| Task prompt |
Copy every line of the data that contains the string "quem".

=== Data for processing ===

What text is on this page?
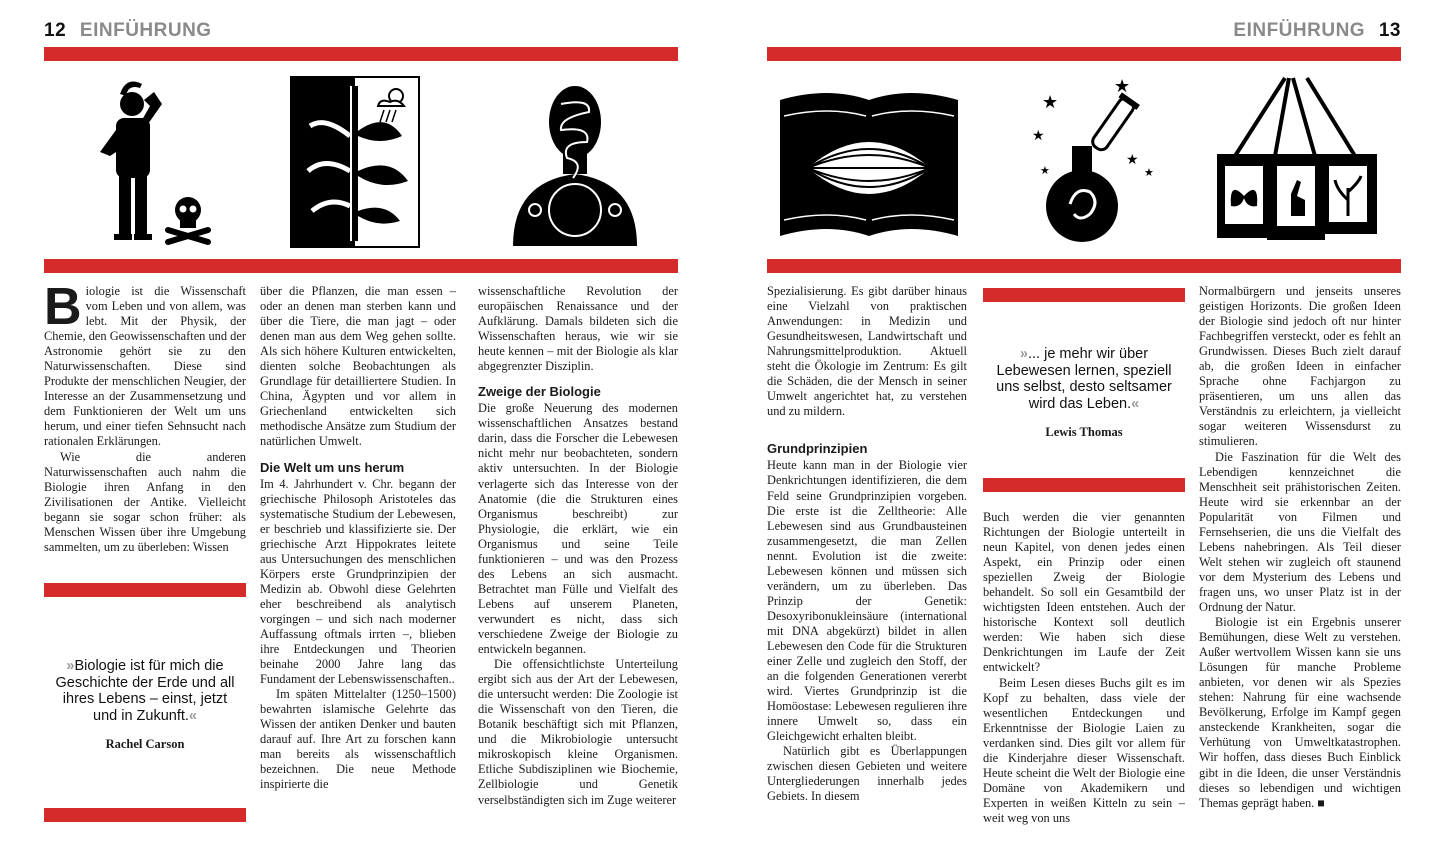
12 EINFÜHRUNG	EINFÜHRUNG 13
★
★
★
★
★
★

Biologie ist die Wissenschaft vom Leben und von allem, was lebt. Mit der Physik, der Chemie, den Geowissenschaften und der Astronomie gehört sie zu den Naturwissenschaften. Diese sind Produkte der menschlichen Neugier, der Interesse an der Zusammensetzung und dem Funktionieren der Welt um uns herum, und einer tiefen Sehnsucht nach rationalen Erklärungen.

Wie die anderen Naturwissenschaften auch nahm die Biologie ihren Anfang in den Zivilisationen der Antike. Vielleicht begann sie sogar schon früher: als Menschen Wissen über ihre Umgebung sammelten, um zu überleben: Wissen

»Biologie ist für mich die Geschichte der Erde und all ihres Lebens – einst, jetzt und in Zukunft.«
Rachel Carson

über die Pflanzen, die man essen – oder an denen man sterben kann und über die Tiere, die man jagt – oder denen man aus dem Weg gehen sollte. Als sich höhere Kulturen entwickelten, dienten solche Beobachtungen als Grundlage für detailliertere Studien. In China, Ägypten und vor allem in Griechenland entwickelten sich methodische Ansätze zum Studium der natürlichen Umwelt.

Die Welt um uns herum

Im 4. Jahrhundert v. Chr. begann der griechische Philosoph Aristoteles das systematische Studium der Lebewesen, er beschrieb und klassifizierte sie. Der griechische Arzt Hippokrates leitete aus Untersuchungen des menschlichen Körpers erste Grundprinzipien der Medizin ab. Obwohl diese Gelehrten eher beschreibend als analytisch vorgingen – und sich nach moderner Auffassung oftmals irrten –, blieben ihre Entdeckungen und Theorien beinahe 2000 Jahre lang das Fundament der Lebenswissenschaften..

Im späten Mittelalter (1250–1500) bewahrten islamische Gelehrte das Wissen der antiken Denker und bauten darauf auf. Ihre Art zu forschen kann man bereits als wissenschaftlich bezeichnen. Die neue Methode inspirierte die

wissenschaftliche Revolution der europäischen Renaissance und der Aufklärung. Damals bildeten sich die Wissenschaften heraus, wie wir sie heute kennen – mit der Biologie als klar abgegrenzter Disziplin.

Zweige der Biologie

Die große Neuerung des modernen wissenschaftlichen Ansatzes bestand darin, dass die Forscher die Lebewesen nicht mehr nur beobachteten, sondern aktiv untersuchten. In der Biologie verlagerte sich das Interesse von der Anatomie (die die Strukturen eines Organismus beschreibt) zur Physiologie, die erklärt, wie ein Organismus und seine Teile funktionieren – und was den Prozess des Lebens an sich ausmacht. Betrachtet man Fülle und Vielfalt des Lebens auf unserem Planeten, verwundert es nicht, dass sich verschiedene Zweige der Biologie zu entwickeln begannen.

Die offensichtlichste Unterteilung ergibt sich aus der Art der Lebewesen, die untersucht werden: Die Zoologie ist die Wissenschaft von den Tieren, die Botanik beschäftigt sich mit Pflanzen, und die Mikrobiologie untersucht mikroskopisch kleine Organismen. Etliche Subdisziplinen wie Biochemie, Zellbiologie und Genetik verselbständigten sich im Zuge weiterer

Spezialisierung. Es gibt darüber hinaus eine Vielzahl von praktischen Anwendungen: in Medizin und Gesundheitswesen, Landwirtschaft und Nahrungsmittelproduktion. Aktuell steht die Ökologie im Zentrum: Es gilt die Schäden, die der Mensch in seiner Umwelt angerichtet hat, zu verstehen und zu mildern.

Grundprinzipien

Heute kann man in der Biologie vier Denkrichtungen identifizieren, die dem Feld seine Grundprinzipien vorgeben. Die erste ist die Zelltheorie: Alle Lebewesen sind aus Grundbausteinen zusammengesetzt, die man Zellen nennt. Evolution ist die zweite: Lebewesen können und müssen sich verändern, um zu überleben. Das Prinzip der Genetik: Desoxyribonukleinsäure (international mit DNA abgekürzt) bildet in allen Lebewesen den Code für die Strukturen einer Zelle und zugleich den Stoff, der an die folgenden Generationen vererbt wird. Viertes Grundprinzip ist die Homöostase: Lebewesen regulieren ihre innere Umwelt so, dass ein Gleichgewicht erhalten bleibt.

Natürlich gibt es Überlappungen zwischen diesen Gebieten und weitere Untergliederungen innerhalb jedes Gebiets. In diesem

»... je mehr wir über Lebewesen lernen, speziell uns selbst, desto seltsamer wird das Leben.«
Lewis Thomas

Buch werden die vier genannten Richtungen der Biologie unterteilt in neun Kapitel, von denen jedes einen Aspekt, ein Prinzip oder einen speziellen Zweig der Biologie behandelt. So soll ein Gesamtbild der wichtigsten Ideen entstehen. Auch der historische Kontext soll deutlich werden: Wie haben sich diese Denkrichtungen im Laufe der Zeit entwickelt?

Beim Lesen dieses Buchs gilt es im Kopf zu behalten, dass viele der wesentlichen Entdeckungen und Erkenntnisse der Biologie Laien zu verdanken sind. Dies gilt vor allem für die Kinderjahre dieser Wissenschaft. Heute scheint die Welt der Biologie eine Domäne von Akademikern und Experten in weißen Kitteln zu sein – weit weg von uns

Normalbürgern und jenseits unseres geistigen Horizonts. Die großen Ideen der Biologie sind jedoch oft nur hinter Fachbegriffen versteckt, oder es fehlt an Grundwissen. Dieses Buch zielt darauf ab, die großen Ideen in einfacher Sprache ohne Fachjargon zu präsentieren, um uns allen das Verständnis zu erleichtern, ja vielleicht sogar weiteren Wissensdurst zu stimulieren.

Die Faszination für die Welt des Lebendigen kennzeichnet die Menschheit seit prähistorischen Zeiten. Heute wird sie erkennbar an der Popularität von Filmen und Fernsehserien, die uns die Vielfalt des Lebens nahebringen. Als Teil dieser Welt stehen wir zugleich oft staunend vor dem Mysterium des Lebens und fragen uns, wo unser Platz ist in der Ordnung der Natur.

Biologie ist ein Ergebnis unserer Bemühungen, diese Welt zu verstehen. Außer wertvollem Wissen kann sie uns Lösungen für manche Probleme anbieten, vor denen wir als Spezies stehen: Nahrung für eine wachsende Bevölkerung, Erfolge im Kampf gegen ansteckende Krankheiten, sogar die Verhütung von Umweltkatastrophen. Wir hoffen, dass dieses Buch Einblick gibt in die Ideen, die unser Verständnis dieses so lebendigen und wichtigen Themas geprägt haben. ■
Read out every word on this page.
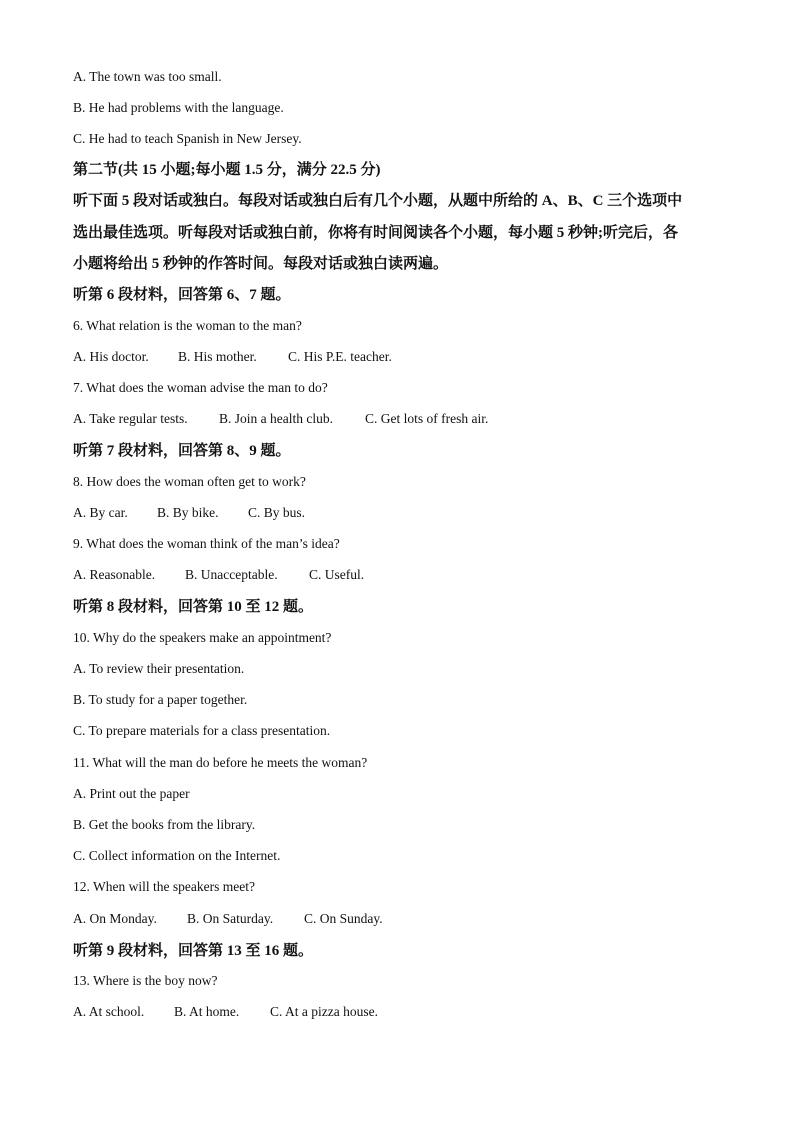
A. The town was too small.
B. He had problems with the language.
C. He had to teach Spanish in New Jersey.
第二节(共 15 小题;每小题 1.5 分，满分 22.5 分)
听下面 5 段对话或独白。每段对话或独白后有几个小题，从题中所给的 A、B、C 三个选项中
选出最佳选项。听每段对话或独白前，你将有时间阅读各个小题，每小题 5 秒钟;听完后，各
小题将给出 5 秒钟的作答时间。每段对话或独白读两遍。
听第 6 段材料，回答第 6、7 题。
6. What relation is the woman to the man?
A. His doctor. B. His mother. C. His P.E. teacher.
7. What does the woman advise the man to do?
A. Take regular tests. B. Join a health club. C. Get lots of fresh air.
听第 7 段材料，回答第 8、9 题。
8. How does the woman often get to work?
A. By car. B. By bike. C. By bus.
9. What does the woman think of the man’s idea?
A. Reasonable. B. Unacceptable. C. Useful.
听第 8 段材料，回答第 10 至 12 题。
10. Why do the speakers make an appointment?
A. To review their presentation.
B. To study for a paper together.
C. To prepare materials for a class presentation.
11. What will the man do before he meets the woman?
A. Print out the paper
B. Get the books from the library.
C. Collect information on the Internet.
12. When will the speakers meet?
A. On Monday. B. On Saturday. C. On Sunday.
听第 9 段材料，回答第 13 至 16 题。
13. Where is the boy now?
A. At school. B. At home. C. At a pizza house.
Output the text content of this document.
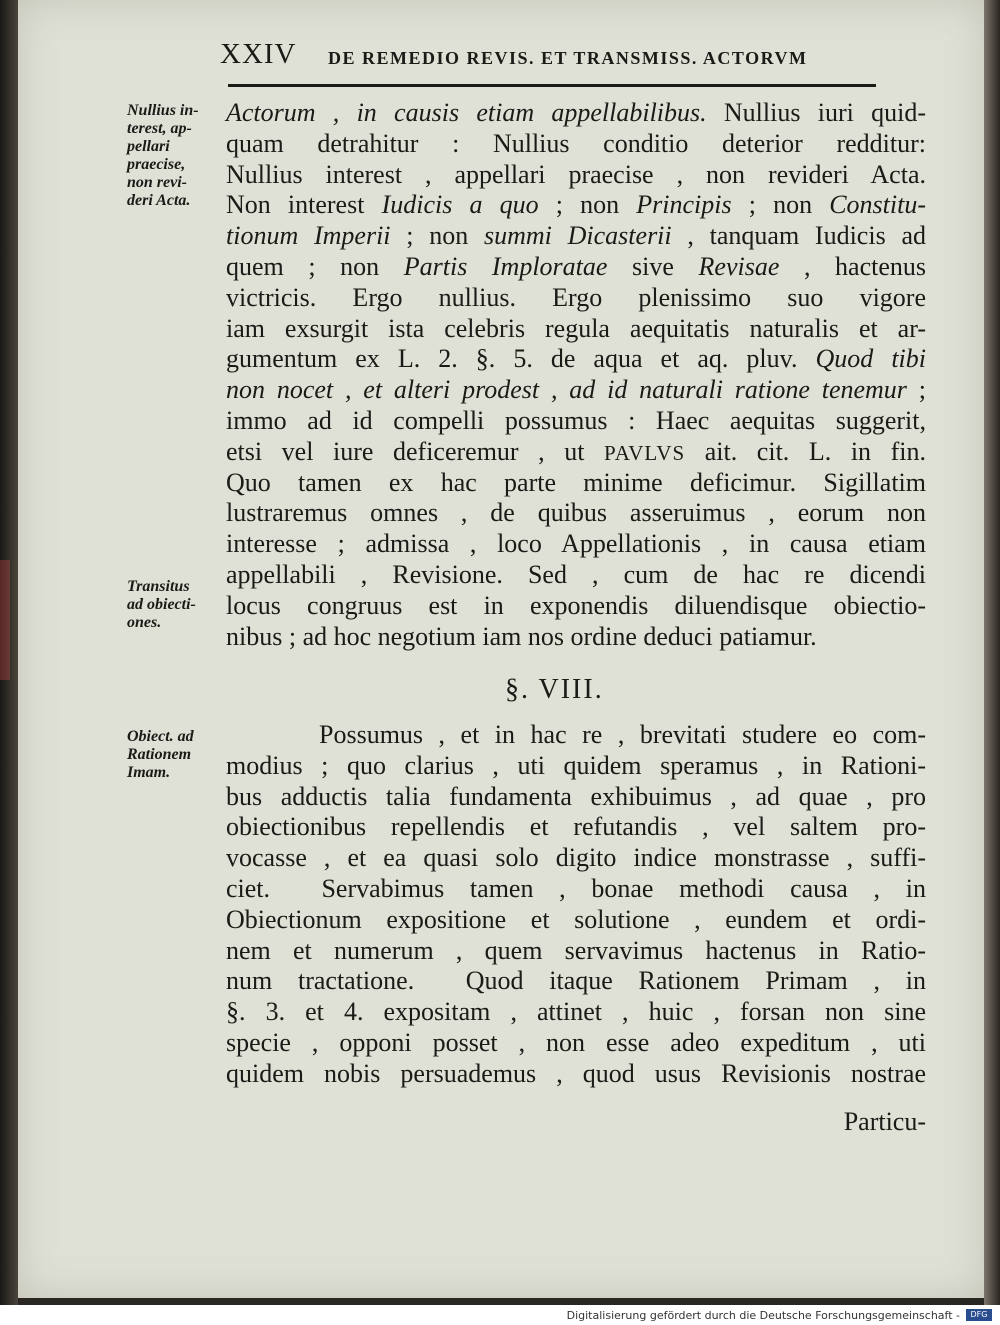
XXIV DE REMEDIO REVIS. ET TRANSMISS. ACTORVM
Nullius in-
terest, ap-
pellari
praecise,
non revi-
deri Acta.
Transitus
ad obiecti-
ones.
Obiect. ad
Rationem
Imam.
Actorum , in causis etiam appellabilibus. Nullius iuri quid-
quam detrahitur : Nullius conditio deterior redditur:
Nullius interest , appellari praecise , non revideri Acta.
Non interest Iudicis a quo ; non Principis ; non Constitu-
tionum Imperii ; non summi Dicasterii , tanquam Iudicis ad
quem ; non Partis Imploratae sive Revisae , hactenus
victricis. Ergo nullius. Ergo plenissimo suo vigore
iam exsurgit ista celebris regula aequitatis naturalis et ar-
gumentum ex L. 2. §. 5. de aqua et aq. pluv. Quod tibi
non nocet , et alteri prodest , ad id naturali ratione tenemur ;
immo ad id compelli possumus : Haec aequitas suggerit,
etsi vel iure deficeremur , ut PAVLVS ait. cit. L. in fin.
Quo tamen ex hac parte minime deficimur. Sigillatim
lustraremus omnes , de quibus asseruimus , eorum non
interesse ; admissa , loco Appellationis , in causa etiam
appellabili , Revisione. Sed , cum de hac re dicendi
locus congruus est in exponendis diluendisque obiectio-
nibus ; ad hoc negotium iam nos ordine deduci patiamur.
§. VIII.
Possumus , et in hac re , brevitati studere eo com-
modius ; quo clarius , uti quidem speramus , in Rationi-
bus adductis talia fundamenta exhibuimus , ad quae , pro
obiectionibus repellendis et refutandis , vel saltem pro-
vocasse , et ea quasi solo digito indice monstrasse , suffi-
ciet.  Servabimus tamen , bonae methodi causa , in
Obiectionum expositione et solutione , eundem et ordi-
nem et numerum , quem servavimus hactenus in Ratio-
num tractatione.  Quod itaque Rationem Primam , in
§. 3. et 4. expositam , attinet , huic , forsan non sine
specie , opponi posset , non esse adeo expeditum , uti
quidem nobis persuademus , quod usus Revisionis nostrae
Particu-
Digitalisierung gefördert durch die Deutsche Forschungsgemeinschaft -	DFG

===

| Full response |
quem ; non Partis Imploratae sive Revisae , hactenus
nem et numerum , quem servavimus hactenus in Ratio-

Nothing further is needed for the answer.